◆ WHAT IS EXPECTED ◆
Find the lines that hold "ffffff". Report only how many there are.

◆ STORED ROWS ◆
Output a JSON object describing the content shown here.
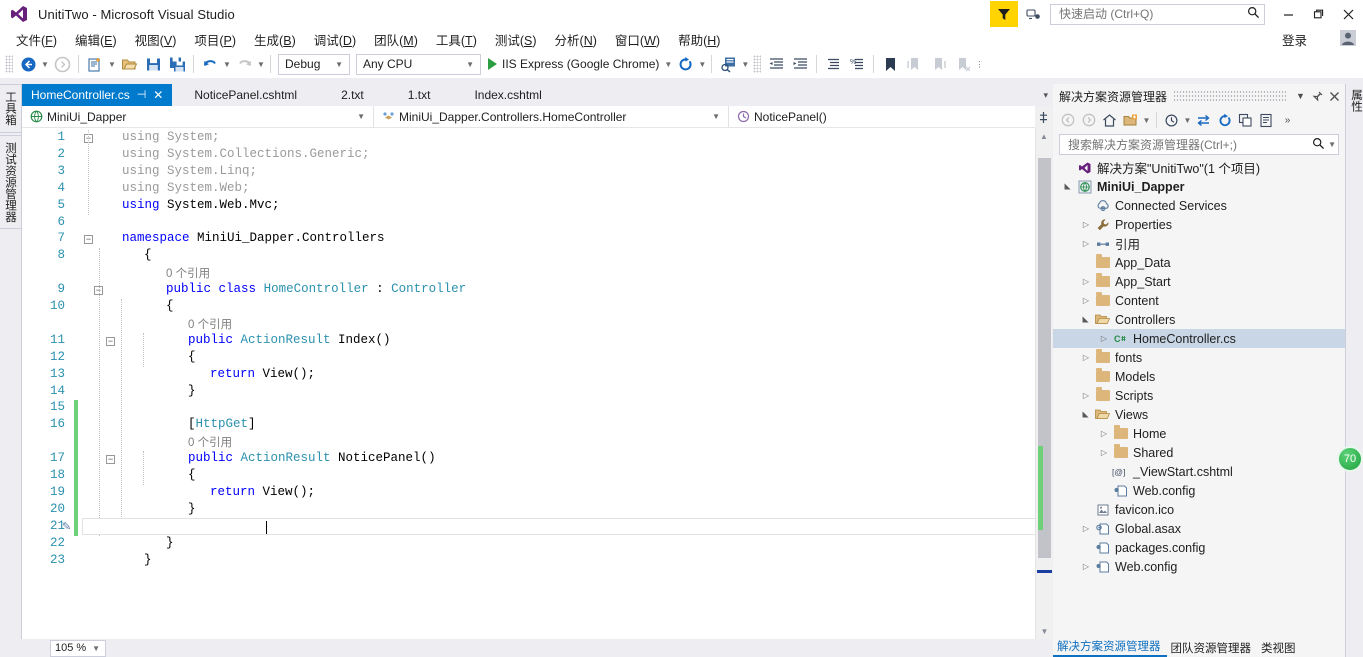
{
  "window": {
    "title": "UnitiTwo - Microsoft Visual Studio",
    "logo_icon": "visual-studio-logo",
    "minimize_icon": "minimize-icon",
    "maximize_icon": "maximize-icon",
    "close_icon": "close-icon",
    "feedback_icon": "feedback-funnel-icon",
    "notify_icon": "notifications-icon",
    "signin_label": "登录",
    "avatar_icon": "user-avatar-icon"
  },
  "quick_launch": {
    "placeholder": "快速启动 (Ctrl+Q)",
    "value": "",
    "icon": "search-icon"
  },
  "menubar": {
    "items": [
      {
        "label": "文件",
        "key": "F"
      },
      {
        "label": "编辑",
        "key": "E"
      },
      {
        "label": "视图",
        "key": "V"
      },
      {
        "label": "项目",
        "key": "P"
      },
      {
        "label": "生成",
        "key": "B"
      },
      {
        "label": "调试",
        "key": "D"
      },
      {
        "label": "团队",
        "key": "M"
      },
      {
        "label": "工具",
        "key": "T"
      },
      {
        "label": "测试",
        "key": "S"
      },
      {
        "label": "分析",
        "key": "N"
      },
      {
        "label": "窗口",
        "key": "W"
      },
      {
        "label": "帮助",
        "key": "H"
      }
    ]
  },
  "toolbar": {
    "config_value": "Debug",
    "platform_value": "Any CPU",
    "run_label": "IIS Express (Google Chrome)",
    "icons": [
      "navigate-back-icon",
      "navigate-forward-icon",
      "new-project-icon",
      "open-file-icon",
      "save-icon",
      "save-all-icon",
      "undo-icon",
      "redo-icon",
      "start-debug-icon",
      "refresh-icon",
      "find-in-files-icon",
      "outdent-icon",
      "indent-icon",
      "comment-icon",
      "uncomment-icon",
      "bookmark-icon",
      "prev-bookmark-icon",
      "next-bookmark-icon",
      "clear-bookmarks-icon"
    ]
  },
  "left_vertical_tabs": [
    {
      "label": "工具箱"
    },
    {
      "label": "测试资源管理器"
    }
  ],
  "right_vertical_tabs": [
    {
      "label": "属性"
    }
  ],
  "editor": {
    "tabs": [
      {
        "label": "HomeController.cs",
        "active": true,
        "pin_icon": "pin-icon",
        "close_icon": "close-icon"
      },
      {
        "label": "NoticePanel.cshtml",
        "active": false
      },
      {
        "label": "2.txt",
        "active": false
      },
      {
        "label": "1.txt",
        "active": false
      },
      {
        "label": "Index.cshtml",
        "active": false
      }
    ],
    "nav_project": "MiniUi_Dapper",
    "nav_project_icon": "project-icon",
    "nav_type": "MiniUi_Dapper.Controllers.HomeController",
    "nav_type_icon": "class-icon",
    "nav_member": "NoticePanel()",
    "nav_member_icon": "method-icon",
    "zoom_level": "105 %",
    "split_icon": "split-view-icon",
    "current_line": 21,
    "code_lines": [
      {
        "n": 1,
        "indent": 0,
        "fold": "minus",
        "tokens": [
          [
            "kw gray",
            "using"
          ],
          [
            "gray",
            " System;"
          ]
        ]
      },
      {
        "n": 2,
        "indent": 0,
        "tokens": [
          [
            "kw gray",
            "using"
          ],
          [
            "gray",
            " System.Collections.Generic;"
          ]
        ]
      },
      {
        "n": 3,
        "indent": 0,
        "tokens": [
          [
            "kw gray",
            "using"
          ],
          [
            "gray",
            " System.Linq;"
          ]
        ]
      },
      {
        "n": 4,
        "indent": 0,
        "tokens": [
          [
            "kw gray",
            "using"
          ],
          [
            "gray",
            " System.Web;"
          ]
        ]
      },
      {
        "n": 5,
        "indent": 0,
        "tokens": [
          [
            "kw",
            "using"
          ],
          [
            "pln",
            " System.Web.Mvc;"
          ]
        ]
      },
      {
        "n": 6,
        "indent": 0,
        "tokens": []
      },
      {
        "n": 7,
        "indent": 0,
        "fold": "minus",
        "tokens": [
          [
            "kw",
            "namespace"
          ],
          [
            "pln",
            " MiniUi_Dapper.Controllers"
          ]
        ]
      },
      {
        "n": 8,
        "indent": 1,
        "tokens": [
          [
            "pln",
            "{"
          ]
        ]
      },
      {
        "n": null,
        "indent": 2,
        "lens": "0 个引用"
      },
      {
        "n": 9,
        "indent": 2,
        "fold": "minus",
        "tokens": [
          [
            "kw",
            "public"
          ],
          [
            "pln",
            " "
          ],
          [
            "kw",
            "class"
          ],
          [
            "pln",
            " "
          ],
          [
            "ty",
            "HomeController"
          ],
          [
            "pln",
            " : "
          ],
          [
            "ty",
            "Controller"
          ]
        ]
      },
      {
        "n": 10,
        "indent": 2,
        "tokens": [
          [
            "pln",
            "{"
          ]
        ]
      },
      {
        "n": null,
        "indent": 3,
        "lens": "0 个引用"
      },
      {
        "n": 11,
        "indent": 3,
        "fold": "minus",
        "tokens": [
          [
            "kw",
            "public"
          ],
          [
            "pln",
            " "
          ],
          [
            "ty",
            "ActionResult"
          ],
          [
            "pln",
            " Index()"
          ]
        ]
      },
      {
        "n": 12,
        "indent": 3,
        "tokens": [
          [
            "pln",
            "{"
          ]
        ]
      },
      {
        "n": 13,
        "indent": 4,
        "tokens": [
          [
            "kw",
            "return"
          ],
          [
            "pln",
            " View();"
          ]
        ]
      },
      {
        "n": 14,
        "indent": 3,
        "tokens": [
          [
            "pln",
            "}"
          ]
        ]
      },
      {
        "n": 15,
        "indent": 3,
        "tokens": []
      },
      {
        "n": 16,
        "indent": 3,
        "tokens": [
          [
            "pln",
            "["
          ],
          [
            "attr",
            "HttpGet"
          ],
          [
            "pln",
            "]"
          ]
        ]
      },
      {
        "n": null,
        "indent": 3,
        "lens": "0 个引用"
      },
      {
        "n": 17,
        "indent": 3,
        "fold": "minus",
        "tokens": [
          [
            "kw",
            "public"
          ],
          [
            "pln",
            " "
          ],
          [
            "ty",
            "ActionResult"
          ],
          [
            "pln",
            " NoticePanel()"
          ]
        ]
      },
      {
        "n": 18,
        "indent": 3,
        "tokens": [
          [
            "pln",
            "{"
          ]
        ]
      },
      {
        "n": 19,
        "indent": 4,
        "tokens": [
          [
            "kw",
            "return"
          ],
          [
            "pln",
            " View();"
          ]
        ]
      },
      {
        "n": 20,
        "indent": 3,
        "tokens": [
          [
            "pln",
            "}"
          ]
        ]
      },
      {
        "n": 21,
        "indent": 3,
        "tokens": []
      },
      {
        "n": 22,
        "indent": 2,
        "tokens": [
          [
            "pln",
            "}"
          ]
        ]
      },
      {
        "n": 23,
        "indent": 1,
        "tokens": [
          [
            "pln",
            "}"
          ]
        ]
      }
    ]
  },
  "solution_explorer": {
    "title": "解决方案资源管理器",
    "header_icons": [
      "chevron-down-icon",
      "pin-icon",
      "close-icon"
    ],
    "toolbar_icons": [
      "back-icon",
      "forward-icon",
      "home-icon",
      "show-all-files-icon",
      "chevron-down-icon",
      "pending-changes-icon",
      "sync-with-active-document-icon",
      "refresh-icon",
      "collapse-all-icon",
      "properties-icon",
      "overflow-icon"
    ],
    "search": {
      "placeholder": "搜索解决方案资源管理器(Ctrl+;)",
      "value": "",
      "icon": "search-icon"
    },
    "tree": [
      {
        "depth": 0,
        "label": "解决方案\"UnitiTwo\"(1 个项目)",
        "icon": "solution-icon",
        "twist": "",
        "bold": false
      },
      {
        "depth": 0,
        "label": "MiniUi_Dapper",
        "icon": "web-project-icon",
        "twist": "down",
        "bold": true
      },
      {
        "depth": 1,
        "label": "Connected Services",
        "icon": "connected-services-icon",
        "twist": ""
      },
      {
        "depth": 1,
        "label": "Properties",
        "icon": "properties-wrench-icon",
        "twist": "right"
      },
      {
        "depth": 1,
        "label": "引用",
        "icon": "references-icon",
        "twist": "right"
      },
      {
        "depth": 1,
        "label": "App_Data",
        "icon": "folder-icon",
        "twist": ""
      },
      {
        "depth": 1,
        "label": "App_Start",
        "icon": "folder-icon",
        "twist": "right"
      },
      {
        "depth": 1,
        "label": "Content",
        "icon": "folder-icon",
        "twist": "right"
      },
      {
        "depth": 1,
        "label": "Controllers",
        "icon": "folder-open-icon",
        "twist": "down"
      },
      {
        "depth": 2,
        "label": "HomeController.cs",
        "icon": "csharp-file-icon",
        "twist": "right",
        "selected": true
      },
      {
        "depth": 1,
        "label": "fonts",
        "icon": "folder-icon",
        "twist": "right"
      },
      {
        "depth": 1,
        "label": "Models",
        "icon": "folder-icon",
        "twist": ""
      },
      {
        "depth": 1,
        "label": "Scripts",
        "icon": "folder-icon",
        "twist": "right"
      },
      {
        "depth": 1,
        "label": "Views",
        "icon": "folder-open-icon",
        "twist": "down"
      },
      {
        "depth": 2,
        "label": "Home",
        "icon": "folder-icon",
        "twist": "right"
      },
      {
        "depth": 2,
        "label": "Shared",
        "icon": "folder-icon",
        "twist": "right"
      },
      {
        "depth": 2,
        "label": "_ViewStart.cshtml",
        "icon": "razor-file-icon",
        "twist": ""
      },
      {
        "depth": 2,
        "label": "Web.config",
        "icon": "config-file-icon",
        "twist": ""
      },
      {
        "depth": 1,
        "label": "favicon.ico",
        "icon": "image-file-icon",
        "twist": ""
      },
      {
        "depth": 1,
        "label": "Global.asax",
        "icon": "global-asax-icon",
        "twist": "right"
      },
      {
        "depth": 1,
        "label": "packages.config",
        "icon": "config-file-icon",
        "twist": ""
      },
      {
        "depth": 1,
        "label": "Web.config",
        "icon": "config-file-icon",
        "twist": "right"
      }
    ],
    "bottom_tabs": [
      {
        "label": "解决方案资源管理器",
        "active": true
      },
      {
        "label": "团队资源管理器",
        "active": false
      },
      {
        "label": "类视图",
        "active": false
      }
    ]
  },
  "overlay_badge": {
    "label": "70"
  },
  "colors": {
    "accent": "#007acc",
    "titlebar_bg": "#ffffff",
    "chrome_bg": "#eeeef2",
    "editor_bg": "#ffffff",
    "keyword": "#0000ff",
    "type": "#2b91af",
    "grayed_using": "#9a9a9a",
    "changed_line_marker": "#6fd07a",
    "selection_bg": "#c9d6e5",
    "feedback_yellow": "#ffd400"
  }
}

◆ EXPECTED ANSWER ◆
2